• [Written instruction]: Write out the data again exactly, skipping every picture.
****
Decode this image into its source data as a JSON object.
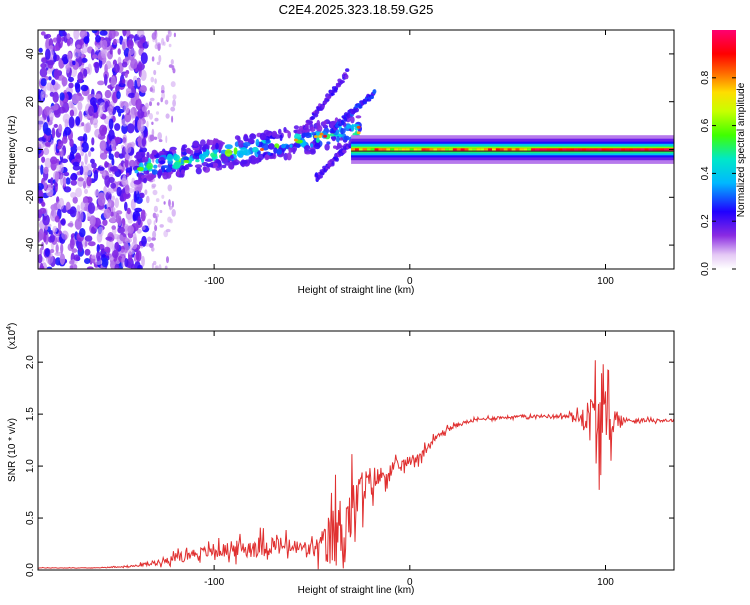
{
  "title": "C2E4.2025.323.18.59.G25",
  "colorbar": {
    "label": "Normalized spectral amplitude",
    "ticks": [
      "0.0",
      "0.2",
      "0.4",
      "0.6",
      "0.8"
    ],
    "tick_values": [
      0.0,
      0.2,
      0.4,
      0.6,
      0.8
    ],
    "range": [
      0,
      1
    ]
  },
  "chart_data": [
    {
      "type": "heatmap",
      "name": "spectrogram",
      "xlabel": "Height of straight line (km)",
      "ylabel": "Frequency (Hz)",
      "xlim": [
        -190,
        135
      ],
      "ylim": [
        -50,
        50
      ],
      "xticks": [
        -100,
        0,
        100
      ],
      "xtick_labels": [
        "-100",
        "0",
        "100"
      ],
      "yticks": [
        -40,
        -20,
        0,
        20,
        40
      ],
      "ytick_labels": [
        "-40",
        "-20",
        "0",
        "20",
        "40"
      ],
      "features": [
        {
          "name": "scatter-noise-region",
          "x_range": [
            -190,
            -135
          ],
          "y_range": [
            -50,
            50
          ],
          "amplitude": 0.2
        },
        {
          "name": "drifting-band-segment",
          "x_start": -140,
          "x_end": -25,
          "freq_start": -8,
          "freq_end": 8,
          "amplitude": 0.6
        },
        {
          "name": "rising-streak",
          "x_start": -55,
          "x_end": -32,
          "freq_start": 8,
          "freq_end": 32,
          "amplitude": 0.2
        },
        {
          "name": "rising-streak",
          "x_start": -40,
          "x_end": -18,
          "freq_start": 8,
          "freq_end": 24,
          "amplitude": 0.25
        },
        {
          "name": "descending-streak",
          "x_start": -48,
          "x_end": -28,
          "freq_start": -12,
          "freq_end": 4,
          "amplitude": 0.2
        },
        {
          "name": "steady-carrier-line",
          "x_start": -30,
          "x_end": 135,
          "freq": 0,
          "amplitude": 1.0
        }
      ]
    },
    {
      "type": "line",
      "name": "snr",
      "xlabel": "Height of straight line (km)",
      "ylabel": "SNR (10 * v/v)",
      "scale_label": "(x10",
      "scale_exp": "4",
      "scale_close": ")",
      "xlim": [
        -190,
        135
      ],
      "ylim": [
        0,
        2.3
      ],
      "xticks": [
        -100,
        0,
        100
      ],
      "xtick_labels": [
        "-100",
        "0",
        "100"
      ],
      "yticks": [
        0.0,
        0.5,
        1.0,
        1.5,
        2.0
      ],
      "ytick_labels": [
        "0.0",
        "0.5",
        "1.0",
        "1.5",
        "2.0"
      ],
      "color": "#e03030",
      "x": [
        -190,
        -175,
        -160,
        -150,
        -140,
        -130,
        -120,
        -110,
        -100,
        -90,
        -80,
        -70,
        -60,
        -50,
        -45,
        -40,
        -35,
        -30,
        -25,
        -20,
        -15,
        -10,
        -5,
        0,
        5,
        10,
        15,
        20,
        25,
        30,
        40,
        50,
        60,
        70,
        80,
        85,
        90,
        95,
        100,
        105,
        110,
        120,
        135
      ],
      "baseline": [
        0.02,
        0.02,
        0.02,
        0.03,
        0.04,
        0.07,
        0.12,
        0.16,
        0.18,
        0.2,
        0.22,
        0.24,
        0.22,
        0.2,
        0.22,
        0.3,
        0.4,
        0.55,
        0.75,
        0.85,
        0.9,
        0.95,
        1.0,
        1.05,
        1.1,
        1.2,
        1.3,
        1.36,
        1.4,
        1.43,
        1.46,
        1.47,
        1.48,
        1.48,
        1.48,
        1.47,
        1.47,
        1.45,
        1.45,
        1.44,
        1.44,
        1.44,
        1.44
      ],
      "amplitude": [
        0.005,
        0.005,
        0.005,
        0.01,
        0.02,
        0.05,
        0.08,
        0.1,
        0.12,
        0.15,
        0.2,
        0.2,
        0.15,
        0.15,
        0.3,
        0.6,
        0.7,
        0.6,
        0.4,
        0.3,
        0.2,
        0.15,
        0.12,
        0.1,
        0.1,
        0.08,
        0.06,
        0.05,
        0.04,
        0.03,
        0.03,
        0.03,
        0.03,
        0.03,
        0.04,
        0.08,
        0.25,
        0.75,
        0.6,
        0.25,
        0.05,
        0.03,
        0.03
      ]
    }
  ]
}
****
• [Written solution]:
Decode this image into its source data as a JSON object.
{
  "title": "C2E4.2025.323.18.59.G25",
  "colorbar": {
    "label": "Normalized spectral amplitude",
    "ticks": [
      "0.0",
      "0.2",
      "0.4",
      "0.6",
      "0.8"
    ],
    "tick_values": [
      0.0,
      0.2,
      0.4,
      0.6,
      0.8
    ],
    "range": [
      0,
      1
    ]
  },
  "chart_data": [
    {
      "type": "heatmap",
      "name": "spectrogram",
      "xlabel": "Height of straight line (km)",
      "ylabel": "Frequency (Hz)",
      "xlim": [
        -190,
        135
      ],
      "ylim": [
        -50,
        50
      ],
      "xticks": [
        -100,
        0,
        100
      ],
      "xtick_labels": [
        "-100",
        "0",
        "100"
      ],
      "yticks": [
        -40,
        -20,
        0,
        20,
        40
      ],
      "ytick_labels": [
        "-40",
        "-20",
        "0",
        "20",
        "40"
      ],
      "features": [
        {
          "name": "scatter-noise-region",
          "x_range": [
            -190,
            -135
          ],
          "y_range": [
            -50,
            50
          ],
          "amplitude": 0.2
        },
        {
          "name": "drifting-band-segment",
          "x_start": -140,
          "x_end": -25,
          "freq_start": -8,
          "freq_end": 8,
          "amplitude": 0.6
        },
        {
          "name": "rising-streak",
          "x_start": -55,
          "x_end": -32,
          "freq_start": 8,
          "freq_end": 32,
          "amplitude": 0.2
        },
        {
          "name": "rising-streak",
          "x_start": -40,
          "x_end": -18,
          "freq_start": 8,
          "freq_end": 24,
          "amplitude": 0.25
        },
        {
          "name": "descending-streak",
          "x_start": -48,
          "x_end": -28,
          "freq_start": -12,
          "freq_end": 4,
          "amplitude": 0.2
        },
        {
          "name": "steady-carrier-line",
          "x_start": -30,
          "x_end": 135,
          "freq": 0,
          "amplitude": 1.0
        }
      ]
    },
    {
      "type": "line",
      "name": "snr",
      "xlabel": "Height of straight line (km)",
      "ylabel": "SNR (10 * v/v)",
      "scale_label": "(x10",
      "scale_exp": "4",
      "scale_close": ")",
      "xlim": [
        -190,
        135
      ],
      "ylim": [
        0,
        2.3
      ],
      "xticks": [
        -100,
        0,
        100
      ],
      "xtick_labels": [
        "-100",
        "0",
        "100"
      ],
      "yticks": [
        0.0,
        0.5,
        1.0,
        1.5,
        2.0
      ],
      "ytick_labels": [
        "0.0",
        "0.5",
        "1.0",
        "1.5",
        "2.0"
      ],
      "color": "#e03030",
      "x": [
        -190,
        -175,
        -160,
        -150,
        -140,
        -130,
        -120,
        -110,
        -100,
        -90,
        -80,
        -70,
        -60,
        -50,
        -45,
        -40,
        -35,
        -30,
        -25,
        -20,
        -15,
        -10,
        -5,
        0,
        5,
        10,
        15,
        20,
        25,
        30,
        40,
        50,
        60,
        70,
        80,
        85,
        90,
        95,
        100,
        105,
        110,
        120,
        135
      ],
      "baseline": [
        0.02,
        0.02,
        0.02,
        0.03,
        0.04,
        0.07,
        0.12,
        0.16,
        0.18,
        0.2,
        0.22,
        0.24,
        0.22,
        0.2,
        0.22,
        0.3,
        0.4,
        0.55,
        0.75,
        0.85,
        0.9,
        0.95,
        1.0,
        1.05,
        1.1,
        1.2,
        1.3,
        1.36,
        1.4,
        1.43,
        1.46,
        1.47,
        1.48,
        1.48,
        1.48,
        1.47,
        1.47,
        1.45,
        1.45,
        1.44,
        1.44,
        1.44,
        1.44
      ],
      "amplitude": [
        0.005,
        0.005,
        0.005,
        0.01,
        0.02,
        0.05,
        0.08,
        0.1,
        0.12,
        0.15,
        0.2,
        0.2,
        0.15,
        0.15,
        0.3,
        0.6,
        0.7,
        0.6,
        0.4,
        0.3,
        0.2,
        0.15,
        0.12,
        0.1,
        0.1,
        0.08,
        0.06,
        0.05,
        0.04,
        0.03,
        0.03,
        0.03,
        0.03,
        0.03,
        0.04,
        0.08,
        0.25,
        0.75,
        0.6,
        0.25,
        0.05,
        0.03,
        0.03
      ]
    }
  ]
}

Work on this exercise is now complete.